Start of Records for this exercise
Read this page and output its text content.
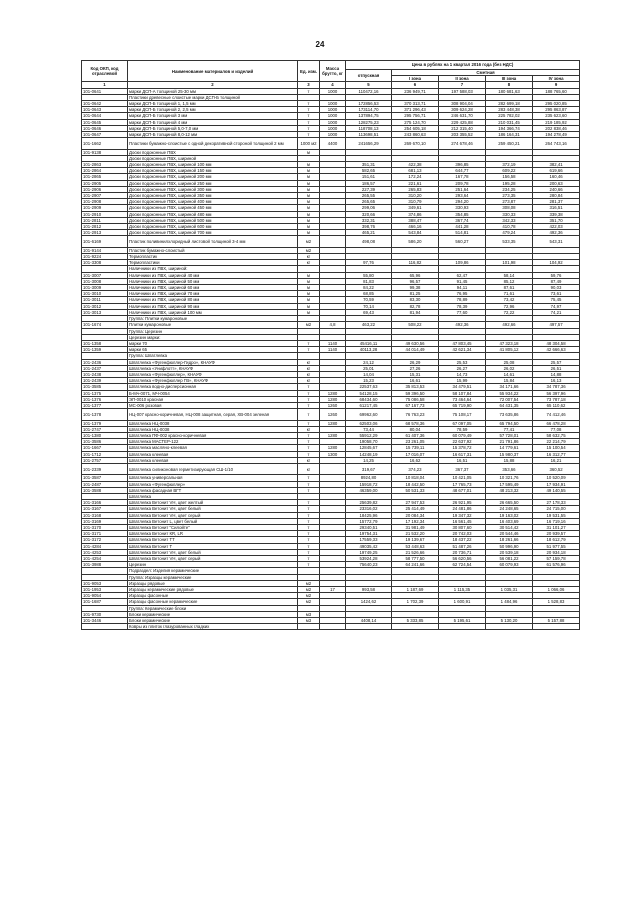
24
Код ОКП, код отраслевой	Наименование материалов и изделий	Ед. изм.	Масса брутто, кг	Цена в рублях на 1 квартал 2016 года (без НДС)				
				отпускная	Сметная			
					I зона	II зона	III зона	IV зона
1	2	3	4	5	6	7	8	9
101-0641	марки ДСП-А толщиной 25-30 мм	т	1000	110472,16	236 949,71	197 588,03	180 681,63	188 765,60
	Пластики древесные слоистые марки ДСП-Б толщиной							
101-0642	марки ДСП-Б толщиной 1, 1,5 мм	т	1000	172856,53	370 313,71	308 904,04	282 699,18	295 020,85
101-0643	марки ДСП-Б толщиной 2, 2,5 мм	т	1000	173114,70	371 296,43	309 624,28	283 448,38	295 863,87
101-0644	марки ДСП-Б толщиной 3 мм	т	1000	137894,75	295 756,71	246 631,70	225 782,02	235 623,60
101-0645	марки ДСП-Б толщиной 4 мм	т	1000	128275,23	275 124,70	229 425,88	210 031,45	219 185,92
101-0646	марки ДСП-Б толщиной 5,0-7,0 мм	т	1000	118708,13	254 605,18	212 315,40	194 366,74	202 838,46
101-0647	марки ДСП-Б толщиной 8,0-12 мм	т	1000	113698,51	243 860,63	203 355,52	186 164,31	194 278,49
101-1662	Пластики бумажно-слоистые с одной декоративной стороной толщиной 2 мм	1000 м2	4400	241656,29	269 670,10	274 678,46	259 450,21	264 743,16
101-9138	Доски подоконные ПВХ	м						
	Доски подоконные ПВХ, шириной							
101-2863	Доски подоконные ПВХ, шириной 100 мм	м		351,31	422,38	396,85	372,19	382,41
101-2864	Доски подоконные ПВХ, шириной 150 мм	м		582,65	681,13	644,77	609,22	619,66
101-2865	Доски подоконные ПВХ, шириной 200 мм	м		151,61	172,24	167,78	156,58	160,46
101-2905	Доски подоконные ПВХ, шириной 250 мм	м		186,57	221,61	209,78	195,28	200,63
101-2906	Доски подоконные ПВХ, шириной 300 мм	м		227,39	265,83	251,64	234,25	240,66
101-2907	Доски подоконные ПВХ, шириной 350 мм	м		265,55	310,20	293,64	273,35	280,84
101-2908	Доски подоконные ПВХ, шириной 400 мм	м		265,65	310,79	294,20	273,87	281,37
101-2909	Доски подоконные ПВХ, шириной 450 мм	м		299,06	349,61	330,93	308,08	316,51
101-2910	Доски подоконные ПВХ, шириной 480 мм	м		320,66	374,86	354,85	330,33	339,38
101-2811	Доски подоконные ПВХ, шириной 500 мм	м		332,31	388,47	367,74	342,33	351,70
101-2812	Доски подоконные ПВХ, шириной 600 мм	м		398,76	466,16	441,28	410,78	422,03
101-2913	Доски подоконные ПВХ, шириной 700 мм	м		465,21	543,84	514,81	479,24	492,36
101-6169	Пластик поливинилхлоридный листовой толщиной 3-4 мм	м2		498,08	586,20	560,27	533,35	543,31
101-9144	Пластик бумажно-слоистый	м2						
101-9224	Термопластик	кг						
101-3308	Термопластики	кг		97,76	116,82	109,86	101,98	104,92
	Наличники из ПВХ, шириной:							
101-3007	Наличники из ПВХ, шириной 40 мм	м		55,80	65,96	62,47	58,14	59,76
101-3008	Наличники из ПВХ, шириной 50 мм	м		81,83	96,57	91,45	85,12	87,49
101-3009	Наличники из ПВХ, шириной 60 мм	м		84,22	99,38	94,11	87,61	90,03
101-3010	Наличники из ПВХ, шириной 70 мм	м		68,85	81,25	76,95	71,61	73,61
101-3011	Наличники из ПВХ, шириной 80 мм	м		70,59	83,30	78,89	73,42	75,45
101-3012	Наличники из ПВХ, шириной 90 мм	м		70,14	82,78	78,39	72,96	74,97
101-3013	Наличники из ПВХ, шириной 100 мм	м		69,43	81,94	77,60	72,22	74,21
	Группа: Плитки кумароновые							
101-1674	Плитки кумароновые	м2	4,8	463,22	508,22	492,36	492,66	497,57
	Группа: Церезин							
	Церезин марки:							
101-1358	марки 70	т	1140	45416,11	49 630,56	47 803,45	47 323,18	48 304,58
101-1359	марки 65	т	1140	40113,28	44 014,49	42 621,34	41 805,12	42 666,63
	Группа: Шпатлевка							
101-2436	Шпатлевка «Фугенфюллер-Гидро», КНАУФ	кг		24,12	26,29	25,53	25,08	25,57
101-2437	Шпатлевка «Унифлотт», КНАУФ	кг		25,01	27,26	26,27	26,02	26,51
101-2438	Шпатлевка «Фугенфюллер», КНАУФ	кг		14,04	15,31	14,73	14,61	14,88
101-2439	Шпатлевка «Фугенфюллер ГВ», КНАУФ	кг		15,23	16,61	15,99	15,84	16,13
101-3585	Шпатлевка водно-дисперсионная	т		22537,63	35 813,53	34 479,51	34 171,66	34 787,36
101-1375	Б-Мч-0071, МЧ-0054	т	1280	54128,15	59 396,50	58 107,84	55 934,22	56 397,96
101-1376	ЭП-0010 красная	т	1280	68434,60	75 086,58	73 464,64	72 007,54	73 787,18
101-1377	МС-006 розовая	т	1260	61217,45	67 167,73	65 719,90	64 431,35	65 110,62
101-1378	НЦ-007 красно-коричневая, НЦ-008 защитная, серая, ХВ-004 зеленая	т	1260	69962,60	76 763,23	75 108,17	73 635,86	74 412,46
101-1379	Шпатлевка НЦ-0038	т	1280	62503,06	68 578,36	67 097,05	65 794,50	66 478,28
101-2747	Шпатлевка НЦ-0038	кг		73,44	80,04	78,59	77,41	77,08
101-1380	Шпатлевка ПФ-002 красно-коричневая	т	1280	55912,29	61 407,36	60 079,49	57 728,01	58 632,75
101-3586	Шпатлевка МАСТЕР-122	т		19058,70	23 261,05	22 637,92	21 791,86	22 214,79
101-1667	Шпатлевка масляно-клеевая	т	1280	12845,67	15 739,11	15 378,72	14 779,61	15 100,54
101-1712	Шпатлевка клеевая	т	1300	14248,19	17 016,07	16 617,31	15 980,37	16 312,77
101-2757	Шпатлевка клеевая	кг		14,25	16,62	16,51	15,88	16,21
101-2339	Шпатлевка силиконовая герметизирующая СШ-1/10	кг		319,67	374,23	367,37	353,66	360,52
101-3587	Шпатлевка универсальная	т		8924,80	10 818,04	10 421,05	10 321,76	10 520,09
101-2487	Шпатлевка «Фугенфюллер»	т		15918,72	18 442,50	17 765,73	17 595,49	17 934,91
101-3588	Шпатлевка фасадная ВГТ	т		46359,00	50 531,33	48 677,01	48 213,32	49 140,55
	Шпатлевка							
101-3166	Шпатлевка Ветонит VH, цвет желтый	т		25639,82	27 947,53	26 921,95	26 665,50	27 178,33
101-3167	Шпатлевка Ветонит VH, цвет белый	т		23316,02	25 414,49	24 481,86	24 248,65	24 715,00
101-3168	Шпатлевка Ветонит VH, цвет серый	т		18425,96	20 084,34	19 347,32	19 163,02	19 531,55
101-3169	Шпатлевка Ветонит L, цвет белый	т		15772,79	17 192,34	16 561,45	16 403,69	16 719,16
101-3170	Шпатлевка Ветонит "Силойте"	т		29340,51	31 981,49	30 807,60	30 514,42	31 101,27
101-3171	Шпатлевка Ветонит КR, LR	т		19754,31	21 532,20	20 742,03	20 544,46	20 939,57
101-3172	Шпатлевка Ветонит ТТ	т		17559,33	19 139,67	18 437,22	18 261,66	18 612,79
101-4284	Шпатлевка Ветонит Т	т		49035,42	53 448,63	51 487,26	50 996,90	51 977,55
101-4253	Шпатлевка Ветонит VH, цвет белый	т		19749,25	21 526,66	20 736,71	20 539,18	20 934,18
101-4254	Шпатлевка Ветонит VH, цвет серый	т		53924,28	58 777,50	56 620,56	56 081,22	57 159,78
101-3988	Церезин	т		75640,23	64 241,66	62 724,54	60 079,93	61 576,96
	Подраздел: Изделия керамические							
	Группа: Изразцы керамические							
101-9053	Изразцы рядовые	м2						
101-1953	Изразцы керамические рядовые	м2	17	993,58	1 187,69	1 115,35	1 035,31	1 066,06
101-9054	Изразцы фасонные	м2						
101-1687	Изразцы фасонные керамические	м2		1424,62	1 702,39	1 600,91	1 484,96	1 528,83
	Группа: Керамические блоки							
101-9730	Блоки керамические	м3						
101-3446	Блоки керамические	м3		4408,14	5 333,85	5 195,61	5 130,20	5 157,88
	Ковры из плиток глазурованных гладких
End of Records for this exercise
Among the entries above, how many lines hold the string "серый"? Respond with nothing but the number.

2